## INFORMATION SHOWN
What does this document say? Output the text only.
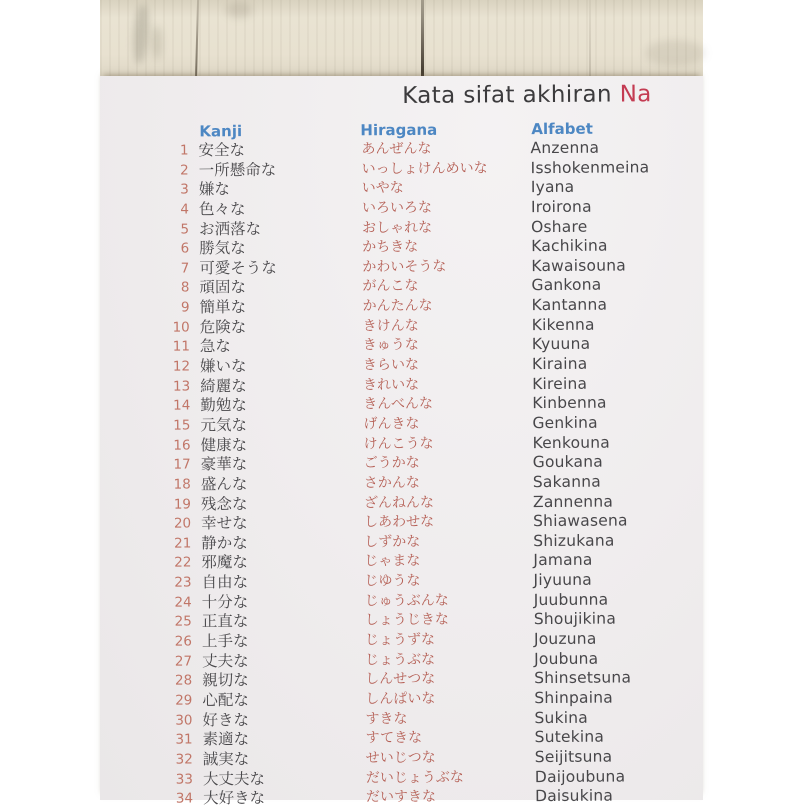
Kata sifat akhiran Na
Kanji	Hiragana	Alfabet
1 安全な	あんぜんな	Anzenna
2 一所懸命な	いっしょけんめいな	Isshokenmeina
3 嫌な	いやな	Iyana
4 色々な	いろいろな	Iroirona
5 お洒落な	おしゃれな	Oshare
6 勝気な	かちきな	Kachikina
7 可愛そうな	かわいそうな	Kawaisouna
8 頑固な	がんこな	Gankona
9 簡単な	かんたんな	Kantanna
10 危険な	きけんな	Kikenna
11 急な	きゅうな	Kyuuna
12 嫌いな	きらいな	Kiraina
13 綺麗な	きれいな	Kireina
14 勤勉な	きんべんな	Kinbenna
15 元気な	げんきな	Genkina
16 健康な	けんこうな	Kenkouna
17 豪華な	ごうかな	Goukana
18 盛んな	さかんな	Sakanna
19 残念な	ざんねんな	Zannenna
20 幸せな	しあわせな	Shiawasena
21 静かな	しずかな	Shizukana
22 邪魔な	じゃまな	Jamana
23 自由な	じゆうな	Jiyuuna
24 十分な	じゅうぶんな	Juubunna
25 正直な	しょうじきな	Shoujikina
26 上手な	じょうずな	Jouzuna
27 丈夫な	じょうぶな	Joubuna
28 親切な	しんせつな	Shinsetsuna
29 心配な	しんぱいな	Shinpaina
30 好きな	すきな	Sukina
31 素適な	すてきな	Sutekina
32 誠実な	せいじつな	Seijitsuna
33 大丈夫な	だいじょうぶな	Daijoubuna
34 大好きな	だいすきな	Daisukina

--

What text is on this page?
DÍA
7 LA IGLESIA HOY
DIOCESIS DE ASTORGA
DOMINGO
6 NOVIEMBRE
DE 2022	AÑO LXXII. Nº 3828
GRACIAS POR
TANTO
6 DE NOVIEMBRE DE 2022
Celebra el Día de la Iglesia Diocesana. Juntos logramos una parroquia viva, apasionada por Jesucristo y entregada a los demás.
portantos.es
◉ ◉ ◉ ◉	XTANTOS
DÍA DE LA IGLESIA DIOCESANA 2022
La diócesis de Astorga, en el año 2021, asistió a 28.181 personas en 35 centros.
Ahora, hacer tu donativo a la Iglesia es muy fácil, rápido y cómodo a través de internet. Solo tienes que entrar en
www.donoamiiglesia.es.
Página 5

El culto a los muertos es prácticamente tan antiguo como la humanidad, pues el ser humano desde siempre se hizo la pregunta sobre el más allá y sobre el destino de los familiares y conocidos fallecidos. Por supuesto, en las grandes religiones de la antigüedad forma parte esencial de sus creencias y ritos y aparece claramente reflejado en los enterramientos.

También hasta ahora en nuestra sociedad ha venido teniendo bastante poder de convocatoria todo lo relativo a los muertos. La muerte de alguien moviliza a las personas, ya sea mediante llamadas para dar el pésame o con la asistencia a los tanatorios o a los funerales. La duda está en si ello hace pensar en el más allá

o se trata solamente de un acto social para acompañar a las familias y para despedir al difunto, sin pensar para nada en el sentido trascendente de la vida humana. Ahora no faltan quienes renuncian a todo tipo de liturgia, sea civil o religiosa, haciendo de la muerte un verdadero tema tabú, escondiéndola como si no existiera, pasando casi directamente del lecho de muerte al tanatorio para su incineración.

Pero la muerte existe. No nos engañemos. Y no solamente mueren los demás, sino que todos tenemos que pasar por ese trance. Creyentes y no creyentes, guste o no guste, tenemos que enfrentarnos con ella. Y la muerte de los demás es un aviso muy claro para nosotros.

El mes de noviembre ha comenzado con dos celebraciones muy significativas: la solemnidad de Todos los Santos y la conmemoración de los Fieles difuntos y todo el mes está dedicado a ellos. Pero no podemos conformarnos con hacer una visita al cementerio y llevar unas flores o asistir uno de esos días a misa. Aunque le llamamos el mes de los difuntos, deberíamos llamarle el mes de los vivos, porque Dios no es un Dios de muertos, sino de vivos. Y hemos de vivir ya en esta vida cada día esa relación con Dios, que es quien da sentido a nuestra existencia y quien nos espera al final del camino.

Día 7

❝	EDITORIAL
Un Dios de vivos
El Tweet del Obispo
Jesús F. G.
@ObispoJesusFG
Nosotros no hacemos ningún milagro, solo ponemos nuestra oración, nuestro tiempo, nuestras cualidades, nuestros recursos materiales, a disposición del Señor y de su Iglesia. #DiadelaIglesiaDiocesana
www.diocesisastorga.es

## WRITTEN EXERCISE
Provide the number of lines in the data above that contain the string "personas", and nothing else.

## PROBLEM SOLUTION
2